Stated exercise ▸ Retype the material in full, keeping every word the same.
# Start of Data supplied
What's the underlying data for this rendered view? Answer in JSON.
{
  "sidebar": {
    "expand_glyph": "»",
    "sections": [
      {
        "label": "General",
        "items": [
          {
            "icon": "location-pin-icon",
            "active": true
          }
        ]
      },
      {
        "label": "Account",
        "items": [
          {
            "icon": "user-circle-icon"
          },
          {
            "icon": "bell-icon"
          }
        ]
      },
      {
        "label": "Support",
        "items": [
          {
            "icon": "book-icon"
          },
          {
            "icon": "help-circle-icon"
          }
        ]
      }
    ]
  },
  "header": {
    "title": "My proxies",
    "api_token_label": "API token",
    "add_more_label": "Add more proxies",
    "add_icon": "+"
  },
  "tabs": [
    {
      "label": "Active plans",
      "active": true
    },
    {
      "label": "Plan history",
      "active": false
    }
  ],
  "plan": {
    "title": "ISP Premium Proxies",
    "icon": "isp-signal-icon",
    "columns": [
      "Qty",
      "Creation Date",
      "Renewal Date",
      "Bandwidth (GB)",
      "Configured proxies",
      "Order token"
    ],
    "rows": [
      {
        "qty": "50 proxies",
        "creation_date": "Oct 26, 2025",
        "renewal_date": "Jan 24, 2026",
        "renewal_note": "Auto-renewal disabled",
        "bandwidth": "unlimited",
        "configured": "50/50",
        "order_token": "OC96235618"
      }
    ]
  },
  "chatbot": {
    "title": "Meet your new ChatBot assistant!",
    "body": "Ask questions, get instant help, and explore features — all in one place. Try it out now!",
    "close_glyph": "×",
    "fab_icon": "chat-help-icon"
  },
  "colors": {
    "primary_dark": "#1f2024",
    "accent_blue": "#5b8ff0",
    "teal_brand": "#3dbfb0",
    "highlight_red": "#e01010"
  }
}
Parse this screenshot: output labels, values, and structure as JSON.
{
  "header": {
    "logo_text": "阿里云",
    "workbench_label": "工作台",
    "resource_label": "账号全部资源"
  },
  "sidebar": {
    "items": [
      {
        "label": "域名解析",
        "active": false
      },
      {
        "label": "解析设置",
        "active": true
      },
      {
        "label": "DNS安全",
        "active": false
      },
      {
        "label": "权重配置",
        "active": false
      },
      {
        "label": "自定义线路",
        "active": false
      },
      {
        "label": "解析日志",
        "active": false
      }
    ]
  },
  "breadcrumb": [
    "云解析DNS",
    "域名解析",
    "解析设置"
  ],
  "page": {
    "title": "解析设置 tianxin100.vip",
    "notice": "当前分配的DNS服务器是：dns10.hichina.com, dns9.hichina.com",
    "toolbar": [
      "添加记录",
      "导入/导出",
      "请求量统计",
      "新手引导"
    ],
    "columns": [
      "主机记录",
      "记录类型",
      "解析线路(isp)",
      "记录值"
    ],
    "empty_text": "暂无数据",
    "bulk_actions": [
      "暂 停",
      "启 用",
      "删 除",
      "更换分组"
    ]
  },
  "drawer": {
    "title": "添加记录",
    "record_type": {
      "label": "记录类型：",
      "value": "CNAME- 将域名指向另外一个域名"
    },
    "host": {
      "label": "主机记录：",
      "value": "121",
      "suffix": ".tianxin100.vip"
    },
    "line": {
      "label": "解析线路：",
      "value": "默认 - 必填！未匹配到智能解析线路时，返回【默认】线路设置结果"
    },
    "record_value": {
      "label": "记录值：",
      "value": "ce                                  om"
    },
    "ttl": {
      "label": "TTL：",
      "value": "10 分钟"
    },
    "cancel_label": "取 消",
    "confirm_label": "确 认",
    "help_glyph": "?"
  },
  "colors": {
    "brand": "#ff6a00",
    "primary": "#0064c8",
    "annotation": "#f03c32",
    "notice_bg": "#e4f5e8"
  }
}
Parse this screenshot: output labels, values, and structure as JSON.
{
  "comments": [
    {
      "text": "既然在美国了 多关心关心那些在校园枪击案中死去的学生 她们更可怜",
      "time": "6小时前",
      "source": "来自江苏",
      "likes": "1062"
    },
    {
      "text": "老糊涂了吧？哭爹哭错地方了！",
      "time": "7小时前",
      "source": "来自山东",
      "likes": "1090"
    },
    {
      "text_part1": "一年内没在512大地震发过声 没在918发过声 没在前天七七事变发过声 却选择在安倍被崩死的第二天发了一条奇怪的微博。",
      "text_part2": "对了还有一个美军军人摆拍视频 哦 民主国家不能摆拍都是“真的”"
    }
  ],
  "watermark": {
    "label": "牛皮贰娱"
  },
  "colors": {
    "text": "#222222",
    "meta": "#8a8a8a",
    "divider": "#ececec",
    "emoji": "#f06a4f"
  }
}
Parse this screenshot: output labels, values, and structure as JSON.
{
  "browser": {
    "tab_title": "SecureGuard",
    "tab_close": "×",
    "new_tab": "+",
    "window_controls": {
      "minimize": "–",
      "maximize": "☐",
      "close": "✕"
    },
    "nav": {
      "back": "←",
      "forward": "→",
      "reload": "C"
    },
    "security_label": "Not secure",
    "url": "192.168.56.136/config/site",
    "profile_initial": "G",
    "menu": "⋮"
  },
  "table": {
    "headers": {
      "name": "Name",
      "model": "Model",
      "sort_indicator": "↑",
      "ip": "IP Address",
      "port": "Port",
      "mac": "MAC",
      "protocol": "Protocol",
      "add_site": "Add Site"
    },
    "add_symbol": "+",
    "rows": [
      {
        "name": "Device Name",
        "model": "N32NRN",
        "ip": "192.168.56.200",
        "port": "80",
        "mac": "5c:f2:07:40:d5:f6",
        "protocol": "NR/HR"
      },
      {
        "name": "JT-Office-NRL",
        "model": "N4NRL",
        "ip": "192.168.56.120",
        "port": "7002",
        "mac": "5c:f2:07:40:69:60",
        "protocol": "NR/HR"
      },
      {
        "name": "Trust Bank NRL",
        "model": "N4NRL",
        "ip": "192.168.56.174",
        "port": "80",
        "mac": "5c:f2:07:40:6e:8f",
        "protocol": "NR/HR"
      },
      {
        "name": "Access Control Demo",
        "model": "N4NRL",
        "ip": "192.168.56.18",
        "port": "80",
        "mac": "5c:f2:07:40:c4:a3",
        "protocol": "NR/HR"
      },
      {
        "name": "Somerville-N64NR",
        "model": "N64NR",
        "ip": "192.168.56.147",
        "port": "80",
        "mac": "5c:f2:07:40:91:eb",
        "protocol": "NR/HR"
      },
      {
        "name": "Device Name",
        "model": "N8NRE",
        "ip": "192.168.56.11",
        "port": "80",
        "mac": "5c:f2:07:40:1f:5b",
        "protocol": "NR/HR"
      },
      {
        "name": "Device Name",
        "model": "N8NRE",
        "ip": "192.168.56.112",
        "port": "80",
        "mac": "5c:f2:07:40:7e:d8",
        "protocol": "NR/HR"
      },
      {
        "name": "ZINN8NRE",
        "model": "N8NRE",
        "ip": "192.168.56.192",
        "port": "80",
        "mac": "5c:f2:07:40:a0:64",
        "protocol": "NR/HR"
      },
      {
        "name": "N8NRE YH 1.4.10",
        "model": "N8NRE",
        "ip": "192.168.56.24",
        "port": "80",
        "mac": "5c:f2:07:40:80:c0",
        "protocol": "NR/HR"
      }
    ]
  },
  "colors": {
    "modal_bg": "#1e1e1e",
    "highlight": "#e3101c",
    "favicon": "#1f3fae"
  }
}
# End of Data supplied
Written answer ▸
What's the underlying data for this rendered view? Answer in JSON.
{
  "sidebar": {
    "expand_glyph": "»",
    "sections": [
      {
        "label": "General",
        "items": [
          {
            "icon": "location-pin-icon",
            "active": true
          }
        ]
      },
      {
        "label": "Account",
        "items": [
          {
            "icon": "user-circle-icon"
          },
          {
            "icon": "bell-icon"
          }
        ]
      },
      {
        "label": "Support",
        "items": [
          {
            "icon": "book-icon"
          },
          {
            "icon": "help-circle-icon"
          }
        ]
      }
    ]
  },
  "header": {
    "title": "My proxies",
    "api_token_label": "API token",
    "add_more_label": "Add more proxies",
    "add_icon": "+"
  },
  "tabs": [
    {
      "label": "Active plans",
      "active": true
    },
    {
      "label": "Plan history",
      "active": false
    }
  ],
  "plan": {
    "title": "ISP Premium Proxies",
    "icon": "isp-signal-icon",
    "columns": [
      "Qty",
      "Creation Date",
      "Renewal Date",
      "Bandwidth (GB)",
      "Configured proxies",
      "Order token"
    ],
    "rows": [
      {
        "qty": "50 proxies",
        "creation_date": "Oct 26, 2025",
        "renewal_date": "Jan 24, 2026",
        "renewal_note": "Auto-renewal disabled",
        "bandwidth": "unlimited",
        "configured": "50/50",
        "order_token": "OC96235618"
      }
    ]
  },
  "chatbot": {
    "title": "Meet your new ChatBot assistant!",
    "body": "Ask questions, get instant help, and explore features — all in one place. Try it out now!",
    "close_glyph": "×",
    "fab_icon": "chat-help-icon"
  },
  "colors": {
    "primary_dark": "#1f2024",
    "accent_blue": "#5b8ff0",
    "teal_brand": "#3dbfb0",
    "highlight_red": "#e01010"
  }
}
Parse this screenshot: output labels, values, and structure as JSON.
{
  "header": {
    "logo_text": "阿里云",
    "workbench_label": "工作台",
    "resource_label": "账号全部资源"
  },
  "sidebar": {
    "items": [
      {
        "label": "域名解析",
        "active": false
      },
      {
        "label": "解析设置",
        "active": true
      },
      {
        "label": "DNS安全",
        "active": false
      },
      {
        "label": "权重配置",
        "active": false
      },
      {
        "label": "自定义线路",
        "active": false
      },
      {
        "label": "解析日志",
        "active": false
      }
    ]
  },
  "breadcrumb": [
    "云解析DNS",
    "域名解析",
    "解析设置"
  ],
  "page": {
    "title": "解析设置 tianxin100.vip",
    "notice": "当前分配的DNS服务器是：dns10.hichina.com, dns9.hichina.com",
    "toolbar": [
      "添加记录",
      "导入/导出",
      "请求量统计",
      "新手引导"
    ],
    "columns": [
      "主机记录",
      "记录类型",
      "解析线路(isp)",
      "记录值"
    ],
    "empty_text": "暂无数据",
    "bulk_actions": [
      "暂 停",
      "启 用",
      "删 除",
      "更换分组"
    ]
  },
  "drawer": {
    "title": "添加记录",
    "record_type": {
      "label": "记录类型：",
      "value": "CNAME- 将域名指向另外一个域名"
    },
    "host": {
      "label": "主机记录：",
      "value": "121",
      "suffix": ".tianxin100.vip"
    },
    "line": {
      "label": "解析线路：",
      "value": "默认 - 必填！未匹配到智能解析线路时，返回【默认】线路设置结果"
    },
    "record_value": {
      "label": "记录值：",
      "value": "ce                                  om"
    },
    "ttl": {
      "label": "TTL：",
      "value": "10 分钟"
    },
    "cancel_label": "取 消",
    "confirm_label": "确 认",
    "help_glyph": "?"
  },
  "colors": {
    "brand": "#ff6a00",
    "primary": "#0064c8",
    "annotation": "#f03c32",
    "notice_bg": "#e4f5e8"
  }
}
Parse this screenshot: output labels, values, and structure as JSON.
{
  "comments": [
    {
      "text": "既然在美国了 多关心关心那些在校园枪击案中死去的学生 她们更可怜",
      "time": "6小时前",
      "source": "来自江苏",
      "likes": "1062"
    },
    {
      "text": "老糊涂了吧？哭爹哭错地方了！",
      "time": "7小时前",
      "source": "来自山东",
      "likes": "1090"
    },
    {
      "text_part1": "一年内没在512大地震发过声 没在918发过声 没在前天七七事变发过声 却选择在安倍被崩死的第二天发了一条奇怪的微博。",
      "text_part2": "对了还有一个美军军人摆拍视频 哦 民主国家不能摆拍都是“真的”"
    }
  ],
  "watermark": {
    "label": "牛皮贰娱"
  },
  "colors": {
    "text": "#222222",
    "meta": "#8a8a8a",
    "divider": "#ececec",
    "emoji": "#f06a4f"
  }
}
Parse this screenshot: output labels, values, and structure as JSON.
{
  "browser": {
    "tab_title": "SecureGuard",
    "tab_close": "×",
    "new_tab": "+",
    "window_controls": {
      "minimize": "–",
      "maximize": "☐",
      "close": "✕"
    },
    "nav": {
      "back": "←",
      "forward": "→",
      "reload": "C"
    },
    "security_label": "Not secure",
    "url": "192.168.56.136/config/site",
    "profile_initial": "G",
    "menu": "⋮"
  },
  "table": {
    "headers": {
      "name": "Name",
      "model": "Model",
      "sort_indicator": "↑",
      "ip": "IP Address",
      "port": "Port",
      "mac": "MAC",
      "protocol": "Protocol",
      "add_site": "Add Site"
    },
    "add_symbol": "+",
    "rows": [
      {
        "name": "Device Name",
        "model": "N32NRN",
        "ip": "192.168.56.200",
        "port": "80",
        "mac": "5c:f2:07:40:d5:f6",
        "protocol": "NR/HR"
      },
      {
        "name": "JT-Office-NRL",
        "model": "N4NRL",
        "ip": "192.168.56.120",
        "port": "7002",
        "mac": "5c:f2:07:40:69:60",
        "protocol": "NR/HR"
      },
      {
        "name": "Trust Bank NRL",
        "model": "N4NRL",
        "ip": "192.168.56.174",
        "port": "80",
        "mac": "5c:f2:07:40:6e:8f",
        "protocol": "NR/HR"
      },
      {
        "name": "Access Control Demo",
        "model": "N4NRL",
        "ip": "192.168.56.18",
        "port": "80",
        "mac": "5c:f2:07:40:c4:a3",
        "protocol": "NR/HR"
      },
      {
        "name": "Somerville-N64NR",
        "model": "N64NR",
        "ip": "192.168.56.147",
        "port": "80",
        "mac": "5c:f2:07:40:91:eb",
        "protocol": "NR/HR"
      },
      {
        "name": "Device Name",
        "model": "N8NRE",
        "ip": "192.168.56.11",
        "port": "80",
        "mac": "5c:f2:07:40:1f:5b",
        "protocol": "NR/HR"
      },
      {
        "name": "Device Name",
        "model": "N8NRE",
        "ip": "192.168.56.112",
        "port": "80",
        "mac": "5c:f2:07:40:7e:d8",
        "protocol": "NR/HR"
      },
      {
        "name": "ZINN8NRE",
        "model": "N8NRE",
        "ip": "192.168.56.192",
        "port": "80",
        "mac": "5c:f2:07:40:a0:64",
        "protocol": "NR/HR"
      },
      {
        "name": "N8NRE YH 1.4.10",
        "model": "N8NRE",
        "ip": "192.168.56.24",
        "port": "80",
        "mac": "5c:f2:07:40:80:c0",
        "protocol": "NR/HR"
      }
    ]
  },
  "colors": {
    "modal_bg": "#1e1e1e",
    "highlight": "#e3101c",
    "favicon": "#1f3fae"
  }
}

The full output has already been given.